§ **Stored items**
------

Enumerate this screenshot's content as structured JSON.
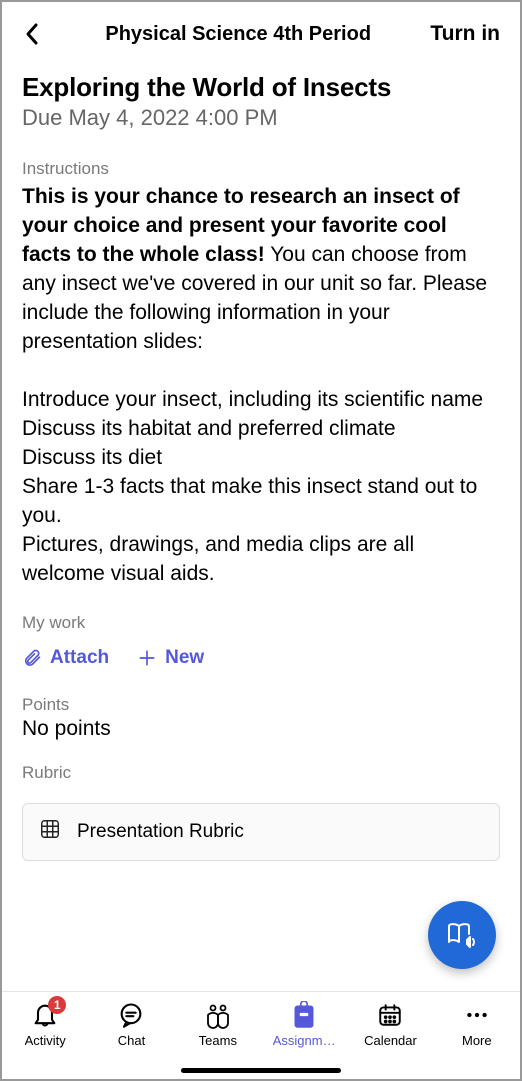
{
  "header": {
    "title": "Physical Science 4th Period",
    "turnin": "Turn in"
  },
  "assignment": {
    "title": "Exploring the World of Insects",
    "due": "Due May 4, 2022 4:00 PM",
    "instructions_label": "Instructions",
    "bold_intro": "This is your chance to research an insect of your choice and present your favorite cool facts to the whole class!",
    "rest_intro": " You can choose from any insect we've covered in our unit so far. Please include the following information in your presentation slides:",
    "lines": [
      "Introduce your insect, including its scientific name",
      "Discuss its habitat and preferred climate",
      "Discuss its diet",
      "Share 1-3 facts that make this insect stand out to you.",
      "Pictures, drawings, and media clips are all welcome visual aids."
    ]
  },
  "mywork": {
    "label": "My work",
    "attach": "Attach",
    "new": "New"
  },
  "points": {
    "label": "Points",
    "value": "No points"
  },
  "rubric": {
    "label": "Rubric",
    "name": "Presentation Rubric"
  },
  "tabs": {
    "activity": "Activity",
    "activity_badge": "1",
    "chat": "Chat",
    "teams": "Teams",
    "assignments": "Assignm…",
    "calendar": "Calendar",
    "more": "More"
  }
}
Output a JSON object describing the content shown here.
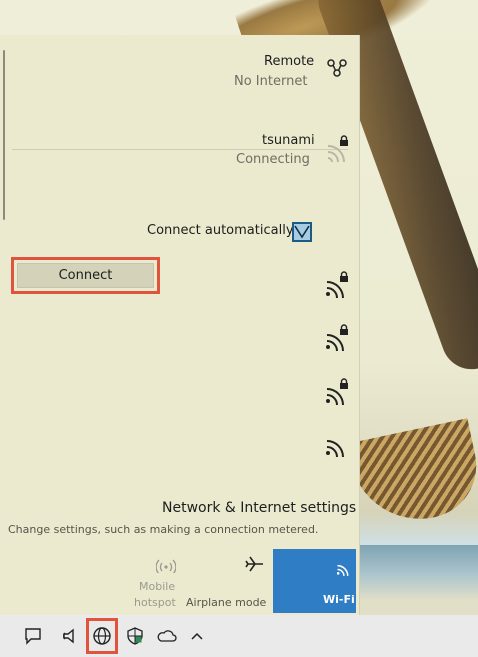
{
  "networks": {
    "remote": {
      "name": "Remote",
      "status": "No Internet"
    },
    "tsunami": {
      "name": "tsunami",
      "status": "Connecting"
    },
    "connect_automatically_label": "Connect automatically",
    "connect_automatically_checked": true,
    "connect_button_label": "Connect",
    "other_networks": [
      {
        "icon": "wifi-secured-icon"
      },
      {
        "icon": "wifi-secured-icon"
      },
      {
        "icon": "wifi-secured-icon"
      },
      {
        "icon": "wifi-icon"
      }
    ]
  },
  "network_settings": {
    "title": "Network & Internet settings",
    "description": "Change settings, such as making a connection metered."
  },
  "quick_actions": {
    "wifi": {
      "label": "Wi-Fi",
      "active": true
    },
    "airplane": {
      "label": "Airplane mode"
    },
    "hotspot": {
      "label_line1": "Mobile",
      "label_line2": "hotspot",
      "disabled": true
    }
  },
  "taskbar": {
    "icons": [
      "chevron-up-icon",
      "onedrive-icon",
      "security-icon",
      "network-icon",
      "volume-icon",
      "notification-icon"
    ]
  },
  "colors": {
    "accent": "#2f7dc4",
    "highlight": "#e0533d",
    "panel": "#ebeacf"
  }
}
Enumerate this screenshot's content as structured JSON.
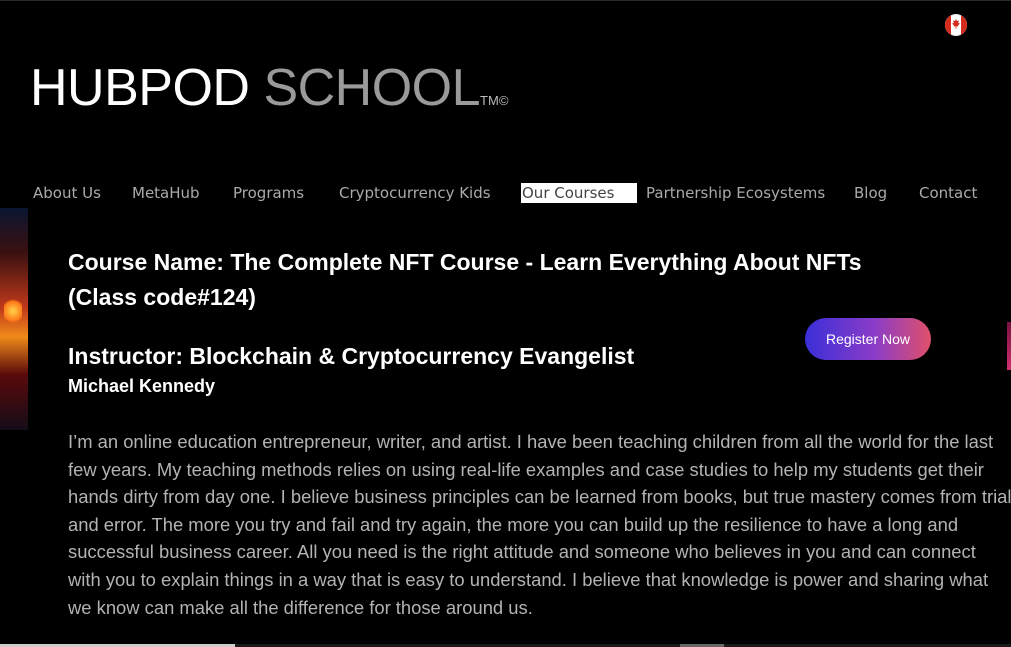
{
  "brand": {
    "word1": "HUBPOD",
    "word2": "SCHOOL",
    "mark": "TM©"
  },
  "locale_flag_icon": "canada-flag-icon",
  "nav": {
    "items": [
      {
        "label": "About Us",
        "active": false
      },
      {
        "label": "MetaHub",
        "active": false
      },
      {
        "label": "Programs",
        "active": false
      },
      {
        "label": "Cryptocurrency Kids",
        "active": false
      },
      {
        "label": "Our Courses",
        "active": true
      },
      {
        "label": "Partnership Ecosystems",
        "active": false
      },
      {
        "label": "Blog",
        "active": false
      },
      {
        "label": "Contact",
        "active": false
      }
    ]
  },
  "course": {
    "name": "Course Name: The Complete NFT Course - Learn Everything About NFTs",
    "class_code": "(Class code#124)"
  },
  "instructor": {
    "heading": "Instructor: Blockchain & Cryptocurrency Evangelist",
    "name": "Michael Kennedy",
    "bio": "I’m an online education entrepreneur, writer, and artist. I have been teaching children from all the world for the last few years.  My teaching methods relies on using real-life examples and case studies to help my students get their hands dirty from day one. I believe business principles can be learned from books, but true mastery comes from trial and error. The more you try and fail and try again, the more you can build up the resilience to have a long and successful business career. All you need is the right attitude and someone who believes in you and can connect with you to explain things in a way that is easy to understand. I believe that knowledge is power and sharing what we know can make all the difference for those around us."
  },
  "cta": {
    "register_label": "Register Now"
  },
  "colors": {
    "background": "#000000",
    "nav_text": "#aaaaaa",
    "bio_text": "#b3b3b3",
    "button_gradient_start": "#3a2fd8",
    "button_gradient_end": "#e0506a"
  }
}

------

§ **Problem details**
Make an exact reproduction of the listing above, without any pictures.

§ **Output of the task**
Enumerate this screenshot's content as structured JSON.
{
  "header": {
    "title": "Physical Science 4th Period",
    "turnin": "Turn in"
  },
  "assignment": {
    "title": "Exploring the World of Insects",
    "due": "Due May 4, 2022 4:00 PM",
    "instructions_label": "Instructions",
    "bold_intro": "This is your chance to research an insect of your choice and present your favorite cool facts to the whole class!",
    "rest_intro": " You can choose from any insect we've covered in our unit so far. Please include the following information in your presentation slides:",
    "lines": [
      "Introduce your insect, including its scientific name",
      "Discuss its habitat and preferred climate",
      "Discuss its diet",
      "Share 1-3 facts that make this insect stand out to you.",
      "Pictures, drawings, and media clips are all welcome visual aids."
    ]
  },
  "mywork": {
    "label": "My work",
    "attach": "Attach",
    "new": "New"
  },
  "points": {
    "label": "Points",
    "value": "No points"
  },
  "rubric": {
    "label": "Rubric",
    "name": "Presentation Rubric"
  },
  "tabs": {
    "activity": "Activity",
    "activity_badge": "1",
    "chat": "Chat",
    "teams": "Teams",
    "assignments": "Assignm…",
    "calendar": "Calendar",
    "more": "More"
  }
}
Output a JSON object describing the content shown here.
{
  "networks": {
    "remote": {
      "name": "Remote",
      "status": "No Internet"
    },
    "tsunami": {
      "name": "tsunami",
      "status": "Connecting"
    },
    "connect_automatically_label": "Connect automatically",
    "connect_automatically_checked": true,
    "connect_button_label": "Connect",
    "other_networks": [
      {
        "icon": "wifi-secured-icon"
      },
      {
        "icon": "wifi-secured-icon"
      },
      {
        "icon": "wifi-secured-icon"
      },
      {
        "icon": "wifi-icon"
      }
    ]
  },
  "network_settings": {
    "title": "Network & Internet settings",
    "description": "Change settings, such as making a connection metered."
  },
  "quick_actions": {
    "wifi": {
      "label": "Wi-Fi",
      "active": true
    },
    "airplane": {
      "label": "Airplane mode"
    },
    "hotspot": {
      "label_line1": "Mobile",
      "label_line2": "hotspot",
      "disabled": true
    }
  },
  "taskbar": {
    "icons": [
      "chevron-up-icon",
      "onedrive-icon",
      "security-icon",
      "network-icon",
      "volume-icon",
      "notification-icon"
    ]
  },
  "colors": {
    "accent": "#2f7dc4",
    "highlight": "#e0533d",
    "panel": "#ebeacf"
  }
}
Enumerate this screenshot's content as structured JSON.
{
  "brand": {
    "word1": "HUBPOD",
    "word2": "SCHOOL",
    "mark": "TM©"
  },
  "locale_flag_icon": "canada-flag-icon",
  "nav": {
    "items": [
      {
        "label": "About Us",
        "active": false
      },
      {
        "label": "MetaHub",
        "active": false
      },
      {
        "label": "Programs",
        "active": false
      },
      {
        "label": "Cryptocurrency Kids",
        "active": false
      },
      {
        "label": "Our Courses",
        "active": true
      },
      {
        "label": "Partnership Ecosystems",
        "active": false
      },
      {
        "label": "Blog",
        "active": false
      },
      {
        "label": "Contact",
        "active": false
      }
    ]
  },
  "course": {
    "name": "Course Name: The Complete NFT Course - Learn Everything About NFTs",
    "class_code": "(Class code#124)"
  },
  "instructor": {
    "heading": "Instructor: Blockchain & Cryptocurrency Evangelist",
    "name": "Michael Kennedy",
    "bio": "I’m an online education entrepreneur, writer, and artist. I have been teaching children from all the world for the last few years.  My teaching methods relies on using real-life examples and case studies to help my students get their hands dirty from day one. I believe business principles can be learned from books, but true mastery comes from trial and error. The more you try and fail and try again, the more you can build up the resilience to have a long and successful business career. All you need is the right attitude and someone who believes in you and can connect with you to explain things in a way that is easy to understand. I believe that knowledge is power and sharing what we know can make all the difference for those around us."
  },
  "cta": {
    "register_label": "Register Now"
  },
  "colors": {
    "background": "#000000",
    "nav_text": "#aaaaaa",
    "bio_text": "#b3b3b3",
    "button_gradient_start": "#3a2fd8",
    "button_gradient_end": "#e0506a"
  }
}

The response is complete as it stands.